What is required: Can the data below be echoed back word for word?

Data records
━━━
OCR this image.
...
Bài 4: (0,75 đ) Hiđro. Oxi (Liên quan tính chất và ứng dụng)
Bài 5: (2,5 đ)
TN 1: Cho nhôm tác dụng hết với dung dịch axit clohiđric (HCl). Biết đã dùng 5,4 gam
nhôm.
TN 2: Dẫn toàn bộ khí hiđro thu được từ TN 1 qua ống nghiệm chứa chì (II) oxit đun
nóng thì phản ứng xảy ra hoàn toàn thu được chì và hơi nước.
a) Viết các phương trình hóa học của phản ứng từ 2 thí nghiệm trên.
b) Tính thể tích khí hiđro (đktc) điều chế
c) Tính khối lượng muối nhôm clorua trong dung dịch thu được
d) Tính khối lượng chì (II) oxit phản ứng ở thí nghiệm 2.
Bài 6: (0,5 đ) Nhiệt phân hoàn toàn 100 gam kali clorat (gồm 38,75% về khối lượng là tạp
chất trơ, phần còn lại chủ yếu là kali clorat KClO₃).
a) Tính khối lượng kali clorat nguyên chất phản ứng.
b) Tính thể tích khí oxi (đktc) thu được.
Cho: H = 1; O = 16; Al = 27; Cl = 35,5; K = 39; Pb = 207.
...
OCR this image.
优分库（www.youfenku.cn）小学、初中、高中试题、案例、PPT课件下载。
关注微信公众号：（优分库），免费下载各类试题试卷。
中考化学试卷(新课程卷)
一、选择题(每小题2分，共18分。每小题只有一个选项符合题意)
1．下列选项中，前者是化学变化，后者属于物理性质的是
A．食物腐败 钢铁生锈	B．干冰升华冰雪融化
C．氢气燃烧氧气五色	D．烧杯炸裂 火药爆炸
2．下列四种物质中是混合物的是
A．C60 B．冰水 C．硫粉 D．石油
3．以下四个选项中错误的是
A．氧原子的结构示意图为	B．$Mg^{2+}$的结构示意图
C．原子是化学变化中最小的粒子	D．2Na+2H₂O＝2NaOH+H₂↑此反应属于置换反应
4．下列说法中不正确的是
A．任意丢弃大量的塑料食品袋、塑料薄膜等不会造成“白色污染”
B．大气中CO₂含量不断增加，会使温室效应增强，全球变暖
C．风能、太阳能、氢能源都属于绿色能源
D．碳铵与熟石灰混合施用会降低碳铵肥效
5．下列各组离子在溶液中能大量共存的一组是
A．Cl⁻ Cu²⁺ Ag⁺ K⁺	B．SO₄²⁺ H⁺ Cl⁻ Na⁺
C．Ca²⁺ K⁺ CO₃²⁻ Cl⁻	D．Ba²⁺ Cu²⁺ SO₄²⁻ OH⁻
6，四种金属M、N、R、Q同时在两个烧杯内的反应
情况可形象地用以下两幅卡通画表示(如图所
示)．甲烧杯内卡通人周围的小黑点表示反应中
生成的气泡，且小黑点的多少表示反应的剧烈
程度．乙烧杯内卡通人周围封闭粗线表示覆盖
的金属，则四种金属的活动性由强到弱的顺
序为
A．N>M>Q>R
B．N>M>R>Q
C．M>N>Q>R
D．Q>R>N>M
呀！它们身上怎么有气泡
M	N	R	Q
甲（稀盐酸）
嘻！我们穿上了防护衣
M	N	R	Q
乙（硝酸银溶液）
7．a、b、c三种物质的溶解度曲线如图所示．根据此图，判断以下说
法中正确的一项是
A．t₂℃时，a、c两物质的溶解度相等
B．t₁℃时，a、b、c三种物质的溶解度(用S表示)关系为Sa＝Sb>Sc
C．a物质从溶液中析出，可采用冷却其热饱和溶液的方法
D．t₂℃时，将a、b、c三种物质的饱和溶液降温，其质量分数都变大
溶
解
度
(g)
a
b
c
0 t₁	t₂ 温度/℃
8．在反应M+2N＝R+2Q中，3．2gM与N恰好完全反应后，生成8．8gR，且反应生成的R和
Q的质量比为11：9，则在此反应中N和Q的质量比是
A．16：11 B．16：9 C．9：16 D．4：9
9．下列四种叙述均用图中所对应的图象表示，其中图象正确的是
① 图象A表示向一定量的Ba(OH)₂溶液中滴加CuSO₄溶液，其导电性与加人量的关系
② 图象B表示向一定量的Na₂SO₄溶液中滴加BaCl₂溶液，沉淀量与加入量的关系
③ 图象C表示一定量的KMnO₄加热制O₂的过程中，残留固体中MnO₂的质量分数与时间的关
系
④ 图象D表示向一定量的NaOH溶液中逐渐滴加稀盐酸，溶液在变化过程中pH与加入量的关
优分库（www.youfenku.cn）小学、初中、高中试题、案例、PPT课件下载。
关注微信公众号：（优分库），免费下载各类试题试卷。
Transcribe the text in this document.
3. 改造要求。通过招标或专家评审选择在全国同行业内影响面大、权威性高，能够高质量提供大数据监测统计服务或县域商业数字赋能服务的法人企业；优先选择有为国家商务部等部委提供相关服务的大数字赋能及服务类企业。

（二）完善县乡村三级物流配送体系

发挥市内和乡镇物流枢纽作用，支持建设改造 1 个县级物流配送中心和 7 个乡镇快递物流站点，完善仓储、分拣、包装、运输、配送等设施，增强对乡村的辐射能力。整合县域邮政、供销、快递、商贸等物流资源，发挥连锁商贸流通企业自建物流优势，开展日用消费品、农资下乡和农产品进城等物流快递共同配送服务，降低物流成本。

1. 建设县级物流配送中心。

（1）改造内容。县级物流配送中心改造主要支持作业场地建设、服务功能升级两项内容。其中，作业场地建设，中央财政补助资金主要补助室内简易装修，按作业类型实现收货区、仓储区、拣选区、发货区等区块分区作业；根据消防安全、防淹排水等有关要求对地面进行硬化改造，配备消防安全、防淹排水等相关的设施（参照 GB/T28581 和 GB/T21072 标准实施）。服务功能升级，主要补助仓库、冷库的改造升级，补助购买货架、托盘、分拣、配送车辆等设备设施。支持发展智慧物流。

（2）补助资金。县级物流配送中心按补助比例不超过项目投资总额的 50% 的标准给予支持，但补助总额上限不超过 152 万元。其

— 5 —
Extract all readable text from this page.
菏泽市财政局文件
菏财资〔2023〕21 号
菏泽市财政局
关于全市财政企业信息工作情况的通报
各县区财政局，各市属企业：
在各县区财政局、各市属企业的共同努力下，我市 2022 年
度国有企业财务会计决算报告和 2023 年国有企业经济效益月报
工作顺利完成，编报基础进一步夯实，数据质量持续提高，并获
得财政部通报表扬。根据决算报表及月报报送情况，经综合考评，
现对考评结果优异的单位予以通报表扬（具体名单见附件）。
━━━
Task answer:
OCR this image.
...
Bài 4: (0,75 đ) Hiđro. Oxi (Liên quan tính chất và ứng dụng)
Bài 5: (2,5 đ)
TN 1: Cho nhôm tác dụng hết với dung dịch axit clohiđric (HCl). Biết đã dùng 5,4 gam
nhôm.
TN 2: Dẫn toàn bộ khí hiđro thu được từ TN 1 qua ống nghiệm chứa chì (II) oxit đun
nóng thì phản ứng xảy ra hoàn toàn thu được chì và hơi nước.
a) Viết các phương trình hóa học của phản ứng từ 2 thí nghiệm trên.
b) Tính thể tích khí hiđro (đktc) điều chế
c) Tính khối lượng muối nhôm clorua trong dung dịch thu được
d) Tính khối lượng chì (II) oxit phản ứng ở thí nghiệm 2.
Bài 6: (0,5 đ) Nhiệt phân hoàn toàn 100 gam kali clorat (gồm 38,75% về khối lượng là tạp
chất trơ, phần còn lại chủ yếu là kali clorat KClO₃).
a) Tính khối lượng kali clorat nguyên chất phản ứng.
b) Tính thể tích khí oxi (đktc) thu được.
Cho: H = 1; O = 16; Al = 27; Cl = 35,5; K = 39; Pb = 207.
...
OCR this image.
优分库（www.youfenku.cn）小学、初中、高中试题、案例、PPT课件下载。
关注微信公众号：（优分库），免费下载各类试题试卷。
中考化学试卷(新课程卷)
一、选择题(每小题2分，共18分。每小题只有一个选项符合题意)
1．下列选项中，前者是化学变化，后者属于物理性质的是
A．食物腐败 钢铁生锈	B．干冰升华冰雪融化
C．氢气燃烧氧气五色	D．烧杯炸裂 火药爆炸
2．下列四种物质中是混合物的是
A．C60 B．冰水 C．硫粉 D．石油
3．以下四个选项中错误的是
A．氧原子的结构示意图为	B．$Mg^{2+}$的结构示意图
C．原子是化学变化中最小的粒子	D．2Na+2H₂O＝2NaOH+H₂↑此反应属于置换反应
4．下列说法中不正确的是
A．任意丢弃大量的塑料食品袋、塑料薄膜等不会造成“白色污染”
B．大气中CO₂含量不断增加，会使温室效应增强，全球变暖
C．风能、太阳能、氢能源都属于绿色能源
D．碳铵与熟石灰混合施用会降低碳铵肥效
5．下列各组离子在溶液中能大量共存的一组是
A．Cl⁻ Cu²⁺ Ag⁺ K⁺	B．SO₄²⁺ H⁺ Cl⁻ Na⁺
C．Ca²⁺ K⁺ CO₃²⁻ Cl⁻	D．Ba²⁺ Cu²⁺ SO₄²⁻ OH⁻
6，四种金属M、N、R、Q同时在两个烧杯内的反应
情况可形象地用以下两幅卡通画表示(如图所
示)．甲烧杯内卡通人周围的小黑点表示反应中
生成的气泡，且小黑点的多少表示反应的剧烈
程度．乙烧杯内卡通人周围封闭粗线表示覆盖
的金属，则四种金属的活动性由强到弱的顺
序为
A．N>M>Q>R
B．N>M>R>Q
C．M>N>Q>R
D．Q>R>N>M
呀！它们身上怎么有气泡
M	N	R	Q
甲（稀盐酸）
嘻！我们穿上了防护衣
M	N	R	Q
乙（硝酸银溶液）
7．a、b、c三种物质的溶解度曲线如图所示．根据此图，判断以下说
法中正确的一项是
A．t₂℃时，a、c两物质的溶解度相等
B．t₁℃时，a、b、c三种物质的溶解度(用S表示)关系为Sa＝Sb>Sc
C．a物质从溶液中析出，可采用冷却其热饱和溶液的方法
D．t₂℃时，将a、b、c三种物质的饱和溶液降温，其质量分数都变大
溶
解
度
(g)
a
b
c
0 t₁	t₂ 温度/℃
8．在反应M+2N＝R+2Q中，3．2gM与N恰好完全反应后，生成8．8gR，且反应生成的R和
Q的质量比为11：9，则在此反应中N和Q的质量比是
A．16：11 B．16：9 C．9：16 D．4：9
9．下列四种叙述均用图中所对应的图象表示，其中图象正确的是
① 图象A表示向一定量的Ba(OH)₂溶液中滴加CuSO₄溶液，其导电性与加人量的关系
② 图象B表示向一定量的Na₂SO₄溶液中滴加BaCl₂溶液，沉淀量与加入量的关系
③ 图象C表示一定量的KMnO₄加热制O₂的过程中，残留固体中MnO₂的质量分数与时间的关
系
④ 图象D表示向一定量的NaOH溶液中逐渐滴加稀盐酸，溶液在变化过程中pH与加入量的关
优分库（www.youfenku.cn）小学、初中、高中试题、案例、PPT课件下载。
关注微信公众号：（优分库），免费下载各类试题试卷。
Transcribe the text in this document.
3. 改造要求。通过招标或专家评审选择在全国同行业内影响面大、权威性高，能够高质量提供大数据监测统计服务或县域商业数字赋能服务的法人企业；优先选择有为国家商务部等部委提供相关服务的大数字赋能及服务类企业。

（二）完善县乡村三级物流配送体系

发挥市内和乡镇物流枢纽作用，支持建设改造 1 个县级物流配送中心和 7 个乡镇快递物流站点，完善仓储、分拣、包装、运输、配送等设施，增强对乡村的辐射能力。整合县域邮政、供销、快递、商贸等物流资源，发挥连锁商贸流通企业自建物流优势，开展日用消费品、农资下乡和农产品进城等物流快递共同配送服务，降低物流成本。

1. 建设县级物流配送中心。

（1）改造内容。县级物流配送中心改造主要支持作业场地建设、服务功能升级两项内容。其中，作业场地建设，中央财政补助资金主要补助室内简易装修，按作业类型实现收货区、仓储区、拣选区、发货区等区块分区作业；根据消防安全、防淹排水等有关要求对地面进行硬化改造，配备消防安全、防淹排水等相关的设施（参照 GB/T28581 和 GB/T21072 标准实施）。服务功能升级，主要补助仓库、冷库的改造升级，补助购买货架、托盘、分拣、配送车辆等设备设施。支持发展智慧物流。

（2）补助资金。县级物流配送中心按补助比例不超过项目投资总额的 50% 的标准给予支持，但补助总额上限不超过 152 万元。其

— 5 —
Extract all readable text from this page.
菏泽市财政局文件
菏财资〔2023〕21 号
菏泽市财政局
关于全市财政企业信息工作情况的通报
各县区财政局，各市属企业：
在各县区财政局、各市属企业的共同努力下，我市 2022 年
度国有企业财务会计决算报告和 2023 年国有企业经济效益月报
工作顺利完成，编报基础进一步夯实，数据质量持续提高，并获
得财政部通报表扬。根据决算报表及月报报送情况，经综合考评，
现对考评结果优异的单位予以通报表扬（具体名单见附件）。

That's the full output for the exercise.